■ SET EXERCISE: From the listing below, extract every line containing "Schedule".

■ SUPPLIED MATERIAL:
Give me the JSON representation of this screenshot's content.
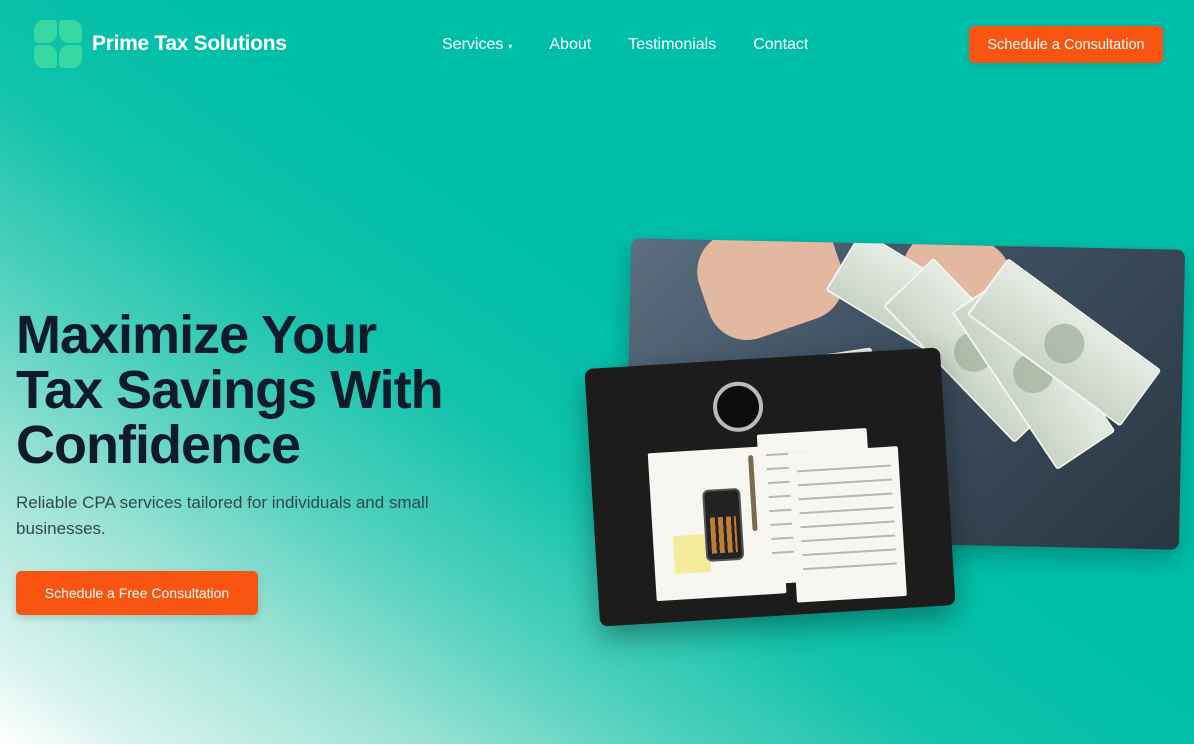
{
  "header": {
    "brand": "Prime Tax Solutions",
    "nav": [
      {
        "label": "Services",
        "has_dropdown": true
      },
      {
        "label": "About"
      },
      {
        "label": "Testimonials"
      },
      {
        "label": "Contact"
      }
    ],
    "cta_label": "Schedule a Consultation"
  },
  "hero": {
    "title_line1": "Maximize Your",
    "title_line2": "Tax Savings With",
    "title_line3": "Confidence",
    "subtitle": "Reliable CPA services tailored for individuals and small businesses.",
    "cta_label": "Schedule a Free Consultation"
  },
  "colors": {
    "background": "#00bfa9",
    "accent": "#f85412",
    "heading": "#0f1b2b",
    "logo": "#3ddba0"
  },
  "icons": {
    "caret": "chevron-down-icon"
  }
}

■ ANSWER BELOW:
    "cta_label": "Schedule a Consultation"
    "cta_label": "Schedule a Free Consultation"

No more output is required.